WHAT THE TASK ASKS
Omit every picture and return the rest of the data unaltered.

►

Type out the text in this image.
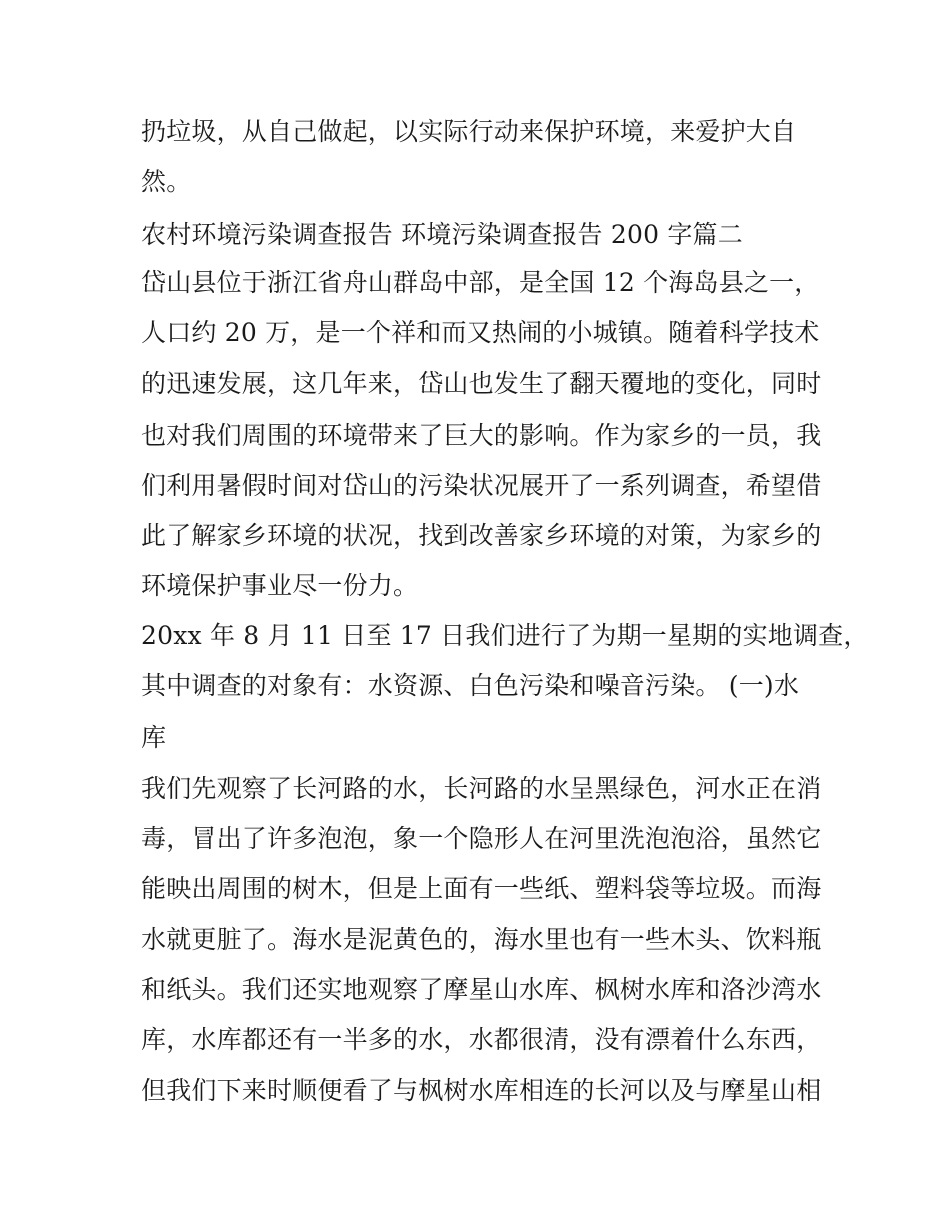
扔垃圾，从自己做起，以实际行动来保护环境，来爱护大自
然。
农村环境污染调查报告 环境污染调查报告 200 字篇二
岱山县位于浙江省舟山群岛中部，是全国 12 个海岛县之一，
人口约 20 万，是一个祥和而又热闹的小城镇。随着科学技术
的迅速发展，这几年来，岱山也发生了翻天覆地的变化，同时
也对我们周围的环境带来了巨大的影响。作为家乡的一员，我
们利用暑假时间对岱山的污染状况展开了一系列调查，希望借
此了解家乡环境的状况，找到改善家乡环境的对策，为家乡的
环境保护事业尽一份力。
20xx 年 8 月 11 日至 17 日我们进行了为期一星期的实地调查，
其中调查的对象有：水资源、白色污染和噪音污染。 (一)水
库
我们先观察了长河路的水，长河路的水呈黑绿色，河水正在消
毒，冒出了许多泡泡，象一个隐形人在河里洗泡泡浴，虽然它
能映出周围的树木，但是上面有一些纸、塑料袋等垃圾。而海
水就更脏了。海水是泥黄色的，海水里也有一些木头、饮料瓶
和纸头。我们还实地观察了摩星山水库、枫树水库和洛沙湾水
库，水库都还有一半多的水，水都很清，没有漂着什么东西，
但我们下来时顺便看了与枫树水库相连的长河以及与摩星山相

◄

SOLUTION TO THIS PROBLEM
Type out the text in this image.
扔垃圾，从自己做起，以实际行动来保护环境，来爱护大自
然。
农村环境污染调查报告 环境污染调查报告 200 字篇二
岱山县位于浙江省舟山群岛中部，是全国 12 个海岛县之一，
人口约 20 万，是一个祥和而又热闹的小城镇。随着科学技术
的迅速发展，这几年来，岱山也发生了翻天覆地的变化，同时
也对我们周围的环境带来了巨大的影响。作为家乡的一员，我
们利用暑假时间对岱山的污染状况展开了一系列调查，希望借
此了解家乡环境的状况，找到改善家乡环境的对策，为家乡的
环境保护事业尽一份力。
20xx 年 8 月 11 日至 17 日我们进行了为期一星期的实地调查，
其中调查的对象有：水资源、白色污染和噪音污染。 (一)水
库
我们先观察了长河路的水，长河路的水呈黑绿色，河水正在消
毒，冒出了许多泡泡，象一个隐形人在河里洗泡泡浴，虽然它
能映出周围的树木，但是上面有一些纸、塑料袋等垃圾。而海
水就更脏了。海水是泥黄色的，海水里也有一些木头、饮料瓶
和纸头。我们还实地观察了摩星山水库、枫树水库和洛沙湾水
库，水库都还有一半多的水，水都很清，没有漂着什么东西，
但我们下来时顺便看了与枫树水库相连的长河以及与摩星山相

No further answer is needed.